LIST OF TASKS ▸
1. Decide whether each statement below agrees with the passage on Gulf workforce localization. Answer yes or no for each, and quote the deciding words from the passage.
(a) In the UAE, "ghost Emiratization" means paying locals so that their names appear on a company's employee list although they have never worked there.
(b) GCC countries commonly grant citizenship to foreign residents who have lived there for many years.
(c) In Saudi Arabia, private sector companies have been found fraudulently registering family members as employees.
2. Write the next part of the passage on Gulf workforce localization, continuing after its final sentence.

GIVEN PASSAGE ▸
--- --- ---

Poor motivation on the part of Gulf locals has been the catch call of private sector organizations in their response to the criticism that they are doing little to recruit and retain local workers. Much attention is focused on the fact that locals from these countries with extremely high GDPs enjoy the luxury of a range of generous social welfare benefits. This “curse of entitlement,” it is argued, has led to the development of a certain mindset in terms of how much local workers are prepared to do and for what salary.34 The economic security they enjoy as citizens of high GDP countries makes it less attractive for them to enter the private sector or engage in entrepreneurship.35 However, there is increasing evidence that a new breed of motivated graduates has sprung up in the Gulf, and they have shown themselves to be both qualified and willing to take the reins of their countries’ economic development.36
False Implementation of Localization Requirements
The government directive to recruit a set percentage of locals in various sectors has led Gulf-based companies to find ways around this obligation. Many have developed fraudulent practices to allow them to continue operations as normal and avoid penalties for noncompliance while not, in fact, fulfilling the set quotas. The UAE, for example, has seen the advent of “ghost Emiratization” which refers to the practice of paying locals a monthly sum, usually about AED2,000 (US$545) to AED4,000 (US$1,090), to allow their names to appear on the company’s list of employees even though they have never worked for the company. A variation of this practice is to offer local university students bursaries of a similar sum and classify them as employees even though no employment will ever be offered to them.37
In Oman, “fake Omanization” occurs whereby locals are hired simply to fulfill the given quota and thereby allow the hiring company to obtain a visa for a new expatriate worker.38 In Saudi Arabia, private sector companies have been found to be fraudulently registering family members as employees.39 Speculation in Kuwait is that as many as 20,000 Kuwaiti citizens are paid KD250 (US$825) per month to allow their names to be falsely included on companies’ employee lists.
Two-Tier Workforce
Localization has established a particular workplace reality that managers have to cope with, namely, a two-tier workforce consisting of expatriates who are employed within the realm of a free labor market and locals who are often employed primarily to fulfill the quotas set by governments. The imbalance between expatriate workers from countries with low income potential and local workers whose expectations are naturally higher given the considerable economic health of their countries, makes for a starkly heterogeneous workforce.
Another significant issue is that the GCC countries rarely offer citizenship to foreign residents, regardless of the length of their residence in the country; so expatriate workers have little sense of long-term security. For the majority of Asians and those of other nationalities from countries with poor economic health and adverse work conditions, the opportunity of a job in the Gulf is highly prized and represents an enormous financial advantage over work in their home countries. This sense of advantage is strongly felt, as workers in many of their home countries suffer from deteriorating conditions and rights.40 These facts make such members of the workforce highly compliant and keen to retain their positions at all costs.

--- --- ---

EXCERPTED RECORDS ▸
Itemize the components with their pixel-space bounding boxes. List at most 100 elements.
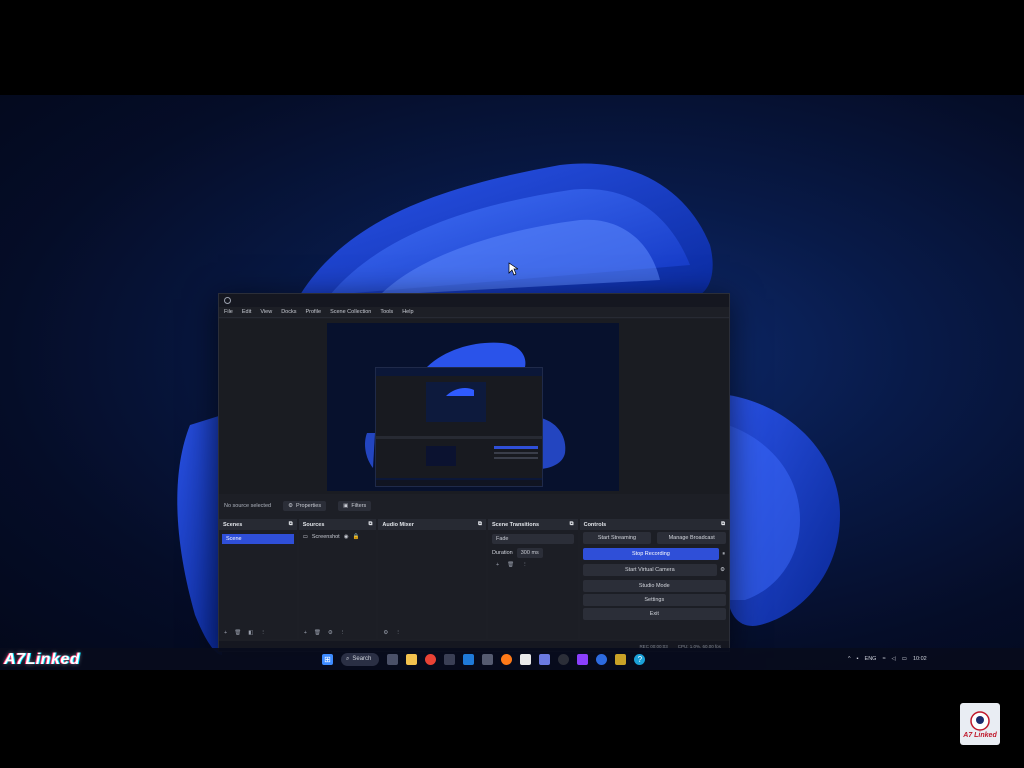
help-icon[interactable]: ? [634, 653, 646, 665]
logo-badge-text: A7 Linked [963, 731, 997, 739]
lang-indicator[interactable]: ENG [865, 656, 877, 662]
photos-icon[interactable] [539, 653, 551, 665]
gear-icon: ⚙ [288, 503, 294, 509]
filter-icon[interactable]: ◧ [248, 630, 253, 636]
start-streaming-button[interactable]: Start Streaming [582, 532, 652, 544]
more-icon[interactable]: ⋮ [260, 630, 266, 636]
studio-mode-button[interactable]: Studio Mode [582, 580, 726, 592]
menu-edit[interactable]: Edit [242, 309, 251, 315]
pause-icon[interactable]: ⏸ [722, 551, 725, 558]
eye-icon[interactable]: ◉ [344, 534, 349, 540]
start-virtual-camera-button[interactable]: Start Virtual Camera [582, 564, 718, 576]
more-icon[interactable]: ⋮ [395, 630, 401, 636]
obs-title-bar[interactable] [219, 294, 729, 307]
trash-icon[interactable]: 🗑 [234, 630, 241, 636]
system-tray: ^ ▪ ENG ≈ ◁ ▭ 10:02 [848, 648, 927, 670]
filters-button[interactable]: ▣ Filters [338, 501, 372, 511]
obs-menu-bar: File Edit View Docks Profile Scene Colle… [219, 307, 729, 318]
menu-help[interactable]: Help [402, 309, 413, 315]
gear-icon[interactable]: ⚙ [383, 630, 388, 636]
dock-float-icon[interactable]: ⧉ [721, 521, 725, 528]
properties-button[interactable]: ⚙ Properties [283, 501, 327, 511]
taskbar-apps: ⊞ ⌕ Search ? [322, 648, 646, 670]
trash-icon[interactable]: 🗑 [507, 562, 514, 568]
obs-taskbar-icon[interactable] [558, 653, 570, 665]
store-icon[interactable] [520, 653, 532, 665]
taskbar-search[interactable]: ⌕ Search [341, 652, 380, 666]
scenes-footer: + 🗑 ◧ ⋮ [219, 627, 297, 639]
duration-input[interactable]: 300 ms [516, 548, 543, 558]
a7linked-watermark: A7Linked [4, 651, 81, 668]
preview-canvas[interactable] [327, 323, 619, 491]
sources-dock: Sources ⧉ ▭ Screenshot ◉ 🔒 + 🗑 ⚙ ⋮ [298, 519, 377, 639]
obs-logo-icon [224, 297, 231, 304]
audio-footer: ⚙ ⋮ [378, 627, 486, 639]
app-icon[interactable] [596, 653, 608, 665]
dock-float-icon[interactable]: ⧉ [368, 521, 372, 528]
add-icon[interactable]: + [224, 630, 227, 636]
monitor-icon: ▭ [302, 534, 308, 540]
tray-app-icon[interactable]: ▪ [857, 656, 859, 662]
obs-window[interactable]: File Edit View Docks Profile Scene Colle… [218, 293, 730, 652]
settings-button[interactable]: Settings [582, 594, 726, 606]
transitions-title: Scene Transitions [491, 521, 540, 528]
more-icon[interactable]: ⋮ [340, 630, 346, 636]
wifi-icon[interactable]: ≈ [882, 656, 885, 662]
source-item[interactable]: ▭ Screenshot ◉ 🔒 [303, 534, 373, 540]
media-icon[interactable] [577, 653, 589, 665]
more-icon[interactable]: ⋮ [522, 562, 528, 568]
stop-recording-button[interactable]: Stop Recording [582, 548, 720, 560]
gear-icon[interactable]: ⚙ [720, 567, 725, 573]
trash-icon[interactable]: 🗑 [314, 630, 321, 636]
nested-taskbar [376, 480, 542, 486]
file-explorer-icon[interactable] [406, 653, 418, 665]
gear-icon[interactable]: ⚙ [328, 630, 333, 636]
transition-type-select[interactable]: Fade [491, 534, 574, 544]
add-icon[interactable]: + [304, 630, 307, 636]
exit-button[interactable]: Exit [582, 608, 726, 620]
audio-mixer-title: Audio Mixer [382, 521, 414, 528]
sources-footer: + 🗑 ⚙ ⋮ [299, 627, 377, 639]
menu-file[interactable]: File [224, 309, 233, 315]
scene-item[interactable]: Scene [222, 534, 294, 544]
dock-float-icon[interactable]: ⧉ [570, 521, 574, 528]
clock[interactable]: 10:02 [913, 656, 927, 662]
audio-mixer-dock: Audio Mixer ⧉ ⚙ ⋮ [378, 519, 486, 639]
vscode-icon[interactable] [463, 653, 475, 665]
windows-start-icon[interactable]: ⊞ [322, 653, 333, 665]
nested-obs-window [375, 367, 543, 487]
app-icon[interactable] [482, 653, 494, 665]
channel-logo-badge: A7 Linked [960, 703, 1000, 745]
add-icon[interactable]: + [496, 562, 499, 568]
menu-profile[interactable]: Profile [305, 309, 321, 315]
app-icon[interactable] [444, 653, 456, 665]
no-source-label: No source selected [224, 503, 272, 509]
filter-icon: ▣ [343, 503, 349, 509]
obs-preview-area [219, 319, 729, 494]
search-icon: ⌕ [346, 655, 350, 662]
menu-tools[interactable]: Tools [380, 309, 393, 315]
lock-icon[interactable]: 🔒 [353, 534, 360, 540]
battery-icon[interactable]: ▭ [902, 656, 907, 662]
chevron-up-icon[interactable]: ^ [848, 656, 851, 662]
source-toolbar: No source selected ⚙ Properties ▣ Filter… [219, 497, 739, 515]
scenes-title: Scenes [223, 521, 243, 528]
filters-label: Filters [351, 503, 367, 509]
mouse-cursor-icon [508, 262, 518, 276]
dock-float-icon[interactable]: ⧉ [289, 521, 293, 528]
menu-docks[interactable]: Docks [281, 309, 296, 315]
volume-icon[interactable]: ◁ [892, 656, 896, 662]
firefox-icon[interactable] [501, 653, 513, 665]
manage-broadcast-button[interactable]: Manage Broadcast [657, 532, 726, 544]
controls-title: Controls [583, 521, 607, 528]
properties-label: Properties [296, 503, 322, 509]
obs-docks: Scenes ⧉ Scene + 🗑 ◧ ⋮ Sources ⧉ ▭ Screens… [219, 519, 729, 639]
search-label: Search [352, 656, 372, 662]
app-icon[interactable] [615, 653, 627, 665]
chrome-icon[interactable] [425, 653, 437, 665]
source-item-label: Screenshot [311, 534, 340, 540]
menu-scene-collection[interactable]: Scene Collection [330, 309, 371, 315]
dock-float-icon[interactable]: ⧉ [478, 521, 482, 528]
task-view-icon[interactable] [387, 653, 399, 665]
menu-view[interactable]: View [260, 309, 272, 315]
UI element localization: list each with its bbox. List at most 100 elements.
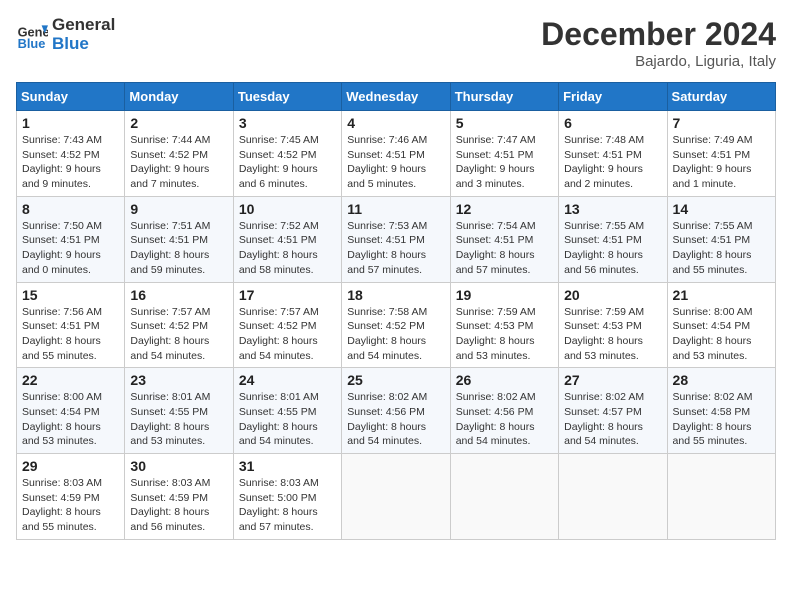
empty-cell: [559, 454, 667, 540]
day-number: 4: [347, 115, 444, 131]
day-info: Sunrise: 7:58 AM Sunset: 4:52 PM Dayligh…: [347, 305, 444, 364]
weekday-header-friday: Friday: [559, 83, 667, 111]
empty-cell: [450, 454, 558, 540]
calendar-day-cell: 31 Sunrise: 8:03 AM Sunset: 5:00 PM Dayli…: [233, 454, 341, 540]
logo-icon: General Blue: [16, 19, 48, 51]
day-info: Sunrise: 8:02 AM Sunset: 4:56 PM Dayligh…: [347, 390, 444, 449]
day-info: Sunrise: 7:47 AM Sunset: 4:51 PM Dayligh…: [456, 133, 553, 192]
calendar-day-cell: 3 Sunrise: 7:45 AM Sunset: 4:52 PM Daylig…: [233, 111, 341, 197]
calendar-week-row: 22Sunrise: 8:00 AM Sunset: 4:54 PM Dayli…: [17, 368, 776, 454]
day-number: 29: [22, 458, 119, 474]
calendar-day-cell: 8Sunrise: 7:50 AM Sunset: 4:51 PM Daylig…: [17, 196, 125, 282]
empty-cell: [667, 454, 775, 540]
weekday-header-thursday: Thursday: [450, 83, 558, 111]
day-number: 19: [456, 287, 553, 303]
day-info: Sunrise: 7:45 AM Sunset: 4:52 PM Dayligh…: [239, 133, 336, 192]
month-year-title: December 2024: [541, 16, 776, 53]
calendar-day-cell: 2 Sunrise: 7:44 AM Sunset: 4:52 PM Daylig…: [125, 111, 233, 197]
calendar-day-cell: 30 Sunrise: 8:03 AM Sunset: 4:59 PM Dayli…: [125, 454, 233, 540]
calendar-day-cell: 1Sunrise: 7:43 AM Sunset: 4:52 PM Daylig…: [17, 111, 125, 197]
weekday-header-tuesday: Tuesday: [233, 83, 341, 111]
day-number: 17: [239, 287, 336, 303]
calendar-day-cell: 7 Sunrise: 7:49 AM Sunset: 4:51 PM Daylig…: [667, 111, 775, 197]
day-number: 9: [130, 201, 227, 217]
calendar-day-cell: 15 Sunrise: 7:56 AM Sunset: 4:51 PM Dayli…: [17, 282, 125, 368]
calendar-day-cell: 18 Sunrise: 7:58 AM Sunset: 4:52 PM Dayli…: [342, 282, 450, 368]
day-info: Sunrise: 7:56 AM Sunset: 4:51 PM Dayligh…: [22, 305, 119, 364]
day-number: 8: [22, 201, 119, 217]
day-number: 7: [673, 115, 770, 131]
page-header: General Blue General Blue December 2024 …: [16, 16, 776, 70]
day-number: 12: [456, 201, 553, 217]
day-number: 25: [347, 372, 444, 388]
day-info: Sunrise: 8:01 AM Sunset: 4:55 PM Dayligh…: [239, 390, 336, 449]
weekday-header-row: SundayMondayTuesdayWednesdayThursdayFrid…: [17, 83, 776, 111]
day-info: Sunrise: 7:57 AM Sunset: 4:52 PM Dayligh…: [239, 305, 336, 364]
day-number: 15: [22, 287, 119, 303]
calendar-day-cell: 4 Sunrise: 7:46 AM Sunset: 4:51 PM Daylig…: [342, 111, 450, 197]
day-number: 28: [673, 372, 770, 388]
calendar-day-cell: 11 Sunrise: 7:53 AM Sunset: 4:51 PM Dayli…: [342, 196, 450, 282]
day-number: 24: [239, 372, 336, 388]
day-number: 6: [564, 115, 661, 131]
day-info: Sunrise: 8:00 AM Sunset: 4:54 PM Dayligh…: [22, 390, 119, 449]
day-info: Sunrise: 8:02 AM Sunset: 4:57 PM Dayligh…: [564, 390, 661, 449]
day-info: Sunrise: 7:51 AM Sunset: 4:51 PM Dayligh…: [130, 219, 227, 278]
day-number: 30: [130, 458, 227, 474]
day-number: 20: [564, 287, 661, 303]
day-number: 10: [239, 201, 336, 217]
day-info: Sunrise: 7:49 AM Sunset: 4:51 PM Dayligh…: [673, 133, 770, 192]
day-info: Sunrise: 7:55 AM Sunset: 4:51 PM Dayligh…: [564, 219, 661, 278]
svg-text:Blue: Blue: [18, 35, 46, 50]
weekday-header-monday: Monday: [125, 83, 233, 111]
calendar-day-cell: 9 Sunrise: 7:51 AM Sunset: 4:51 PM Daylig…: [125, 196, 233, 282]
day-number: 11: [347, 201, 444, 217]
calendar-day-cell: 17 Sunrise: 7:57 AM Sunset: 4:52 PM Dayli…: [233, 282, 341, 368]
calendar-week-row: 15 Sunrise: 7:56 AM Sunset: 4:51 PM Dayli…: [17, 282, 776, 368]
day-info: Sunrise: 7:53 AM Sunset: 4:51 PM Dayligh…: [347, 219, 444, 278]
day-number: 31: [239, 458, 336, 474]
day-info: Sunrise: 8:03 AM Sunset: 5:00 PM Dayligh…: [239, 476, 336, 535]
title-block: December 2024 Bajardo, Liguria, Italy: [541, 16, 776, 70]
day-info: Sunrise: 7:57 AM Sunset: 4:52 PM Dayligh…: [130, 305, 227, 364]
day-info: Sunrise: 7:43 AM Sunset: 4:52 PM Dayligh…: [22, 133, 119, 192]
calendar-day-cell: 22Sunrise: 8:00 AM Sunset: 4:54 PM Dayli…: [17, 368, 125, 454]
location-subtitle: Bajardo, Liguria, Italy: [541, 53, 776, 70]
calendar-day-cell: 24 Sunrise: 8:01 AM Sunset: 4:55 PM Dayli…: [233, 368, 341, 454]
day-info: Sunrise: 7:59 AM Sunset: 4:53 PM Dayligh…: [564, 305, 661, 364]
day-info: Sunrise: 8:03 AM Sunset: 4:59 PM Dayligh…: [130, 476, 227, 535]
day-info: Sunrise: 8:01 AM Sunset: 4:55 PM Dayligh…: [130, 390, 227, 449]
day-number: 27: [564, 372, 661, 388]
calendar-day-cell: 25 Sunrise: 8:02 AM Sunset: 4:56 PM Dayli…: [342, 368, 450, 454]
day-number: 23: [130, 372, 227, 388]
weekday-header-saturday: Saturday: [667, 83, 775, 111]
calendar-day-cell: 19 Sunrise: 7:59 AM Sunset: 4:53 PM Dayli…: [450, 282, 558, 368]
day-number: 3: [239, 115, 336, 131]
weekday-header-sunday: Sunday: [17, 83, 125, 111]
day-info: Sunrise: 8:02 AM Sunset: 4:58 PM Dayligh…: [673, 390, 770, 449]
calendar-day-cell: 13Sunrise: 7:55 AM Sunset: 4:51 PM Dayli…: [559, 196, 667, 282]
day-number: 21: [673, 287, 770, 303]
calendar-day-cell: 10 Sunrise: 7:52 AM Sunset: 4:51 PM Dayli…: [233, 196, 341, 282]
calendar-week-row: 29 Sunrise: 8:03 AM Sunset: 4:59 PM Dayli…: [17, 454, 776, 540]
day-number: 2: [130, 115, 227, 131]
day-number: 26: [456, 372, 553, 388]
calendar-week-row: 8Sunrise: 7:50 AM Sunset: 4:51 PM Daylig…: [17, 196, 776, 282]
day-info: Sunrise: 7:52 AM Sunset: 4:51 PM Dayligh…: [239, 219, 336, 278]
weekday-header-wednesday: Wednesday: [342, 83, 450, 111]
day-info: Sunrise: 7:48 AM Sunset: 4:51 PM Dayligh…: [564, 133, 661, 192]
day-info: Sunrise: 7:46 AM Sunset: 4:51 PM Dayligh…: [347, 133, 444, 192]
calendar-day-cell: 5Sunrise: 7:47 AM Sunset: 4:51 PM Daylig…: [450, 111, 558, 197]
day-info: Sunrise: 8:00 AM Sunset: 4:54 PM Dayligh…: [673, 305, 770, 364]
calendar-day-cell: 27 Sunrise: 8:02 AM Sunset: 4:57 PM Dayli…: [559, 368, 667, 454]
day-info: Sunrise: 7:59 AM Sunset: 4:53 PM Dayligh…: [456, 305, 553, 364]
calendar-day-cell: 16Sunrise: 7:57 AM Sunset: 4:52 PM Dayli…: [125, 282, 233, 368]
calendar-day-cell: 14Sunrise: 7:55 AM Sunset: 4:51 PM Dayli…: [667, 196, 775, 282]
day-number: 14: [673, 201, 770, 217]
calendar-day-cell: 20 Sunrise: 7:59 AM Sunset: 4:53 PM Dayli…: [559, 282, 667, 368]
calendar-table: SundayMondayTuesdayWednesdayThursdayFrid…: [16, 82, 776, 540]
day-number: 18: [347, 287, 444, 303]
empty-cell: [342, 454, 450, 540]
day-info: Sunrise: 7:44 AM Sunset: 4:52 PM Dayligh…: [130, 133, 227, 192]
day-info: Sunrise: 7:54 AM Sunset: 4:51 PM Dayligh…: [456, 219, 553, 278]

--- --- ---

ANSWERS PER TASK ▸
1.
(a) Yes: "paying locals a monthly sum, usually about AED2,000 (US$545) to AED4,000 (US$1,090), to allow their names to appear on the company’s list of employees even though they have never worked for the company"
(b) No: "the GCC countries rarely offer citizenship to foreign residents, regardless of the length of their residence in the country"
(c) Yes: "private sector companies have been found to be fraudulently registering family members as employees"

2.
On the other hand, locals are in a very different situation. As citizens, they have the right to residence regardless of their employment situation, they are often paid higher salaries as mandated by government regulation, they enjoy generous social welfare packages, and their dismissal is much more complicated than that of an expatriate worker. However, this does not mean that their experience in the workplace is more positive. In the private sector, they constitute a tiny minority within the expatriate-dominated workplace and often experience considerable alienation both from coworkers and from management.41 Many find they are snubbed and experience comments such as “What are you doing here? You don’t need the money.” Such attitudes on the part of expatriate workers reflect the concern of many of them that localization policies signal that their jobs are under threat from locals.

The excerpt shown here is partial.